## Goal
Present each line of the entries below that holds the word "marker".

## Supplied data

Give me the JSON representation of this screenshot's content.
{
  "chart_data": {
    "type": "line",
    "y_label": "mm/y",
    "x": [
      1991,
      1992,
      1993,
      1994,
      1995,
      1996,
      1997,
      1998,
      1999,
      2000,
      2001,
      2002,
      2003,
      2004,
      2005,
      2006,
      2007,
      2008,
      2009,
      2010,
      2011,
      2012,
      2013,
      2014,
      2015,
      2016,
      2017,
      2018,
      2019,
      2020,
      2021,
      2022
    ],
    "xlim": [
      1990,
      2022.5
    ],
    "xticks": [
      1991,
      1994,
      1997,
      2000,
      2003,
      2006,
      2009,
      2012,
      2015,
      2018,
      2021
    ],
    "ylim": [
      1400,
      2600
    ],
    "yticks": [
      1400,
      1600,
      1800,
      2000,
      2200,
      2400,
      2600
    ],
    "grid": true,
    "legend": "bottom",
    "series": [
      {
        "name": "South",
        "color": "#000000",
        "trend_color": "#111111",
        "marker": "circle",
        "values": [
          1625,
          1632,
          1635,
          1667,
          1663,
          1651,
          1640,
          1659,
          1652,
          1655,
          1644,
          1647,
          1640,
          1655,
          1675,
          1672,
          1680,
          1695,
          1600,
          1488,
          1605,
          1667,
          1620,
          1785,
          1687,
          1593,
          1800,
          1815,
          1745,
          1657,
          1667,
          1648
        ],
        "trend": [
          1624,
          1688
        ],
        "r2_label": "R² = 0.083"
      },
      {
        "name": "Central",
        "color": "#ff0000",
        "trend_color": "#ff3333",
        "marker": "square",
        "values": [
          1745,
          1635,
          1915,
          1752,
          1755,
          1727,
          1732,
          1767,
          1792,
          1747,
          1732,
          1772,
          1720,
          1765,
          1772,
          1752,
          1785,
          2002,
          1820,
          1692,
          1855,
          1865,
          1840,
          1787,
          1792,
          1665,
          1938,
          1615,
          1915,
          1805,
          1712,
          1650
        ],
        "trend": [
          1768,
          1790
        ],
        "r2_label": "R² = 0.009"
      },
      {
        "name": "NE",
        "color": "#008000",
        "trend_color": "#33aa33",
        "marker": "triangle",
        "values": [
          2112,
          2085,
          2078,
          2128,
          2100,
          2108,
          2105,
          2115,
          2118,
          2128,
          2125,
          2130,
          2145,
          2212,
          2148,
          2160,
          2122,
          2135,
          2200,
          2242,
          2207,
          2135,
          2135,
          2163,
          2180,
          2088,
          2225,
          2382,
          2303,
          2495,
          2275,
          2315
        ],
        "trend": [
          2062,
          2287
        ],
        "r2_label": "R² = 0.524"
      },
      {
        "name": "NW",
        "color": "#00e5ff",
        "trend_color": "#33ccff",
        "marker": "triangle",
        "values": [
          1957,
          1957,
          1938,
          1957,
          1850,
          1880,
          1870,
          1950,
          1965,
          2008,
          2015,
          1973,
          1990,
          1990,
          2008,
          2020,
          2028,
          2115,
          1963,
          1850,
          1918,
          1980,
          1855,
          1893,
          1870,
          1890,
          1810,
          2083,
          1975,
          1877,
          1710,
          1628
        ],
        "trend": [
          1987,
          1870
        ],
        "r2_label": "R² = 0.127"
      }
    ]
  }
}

## Solution to this problem
        "marker": "circle",
        "marker": "square",
        "marker": "triangle",
        "marker": "triangle",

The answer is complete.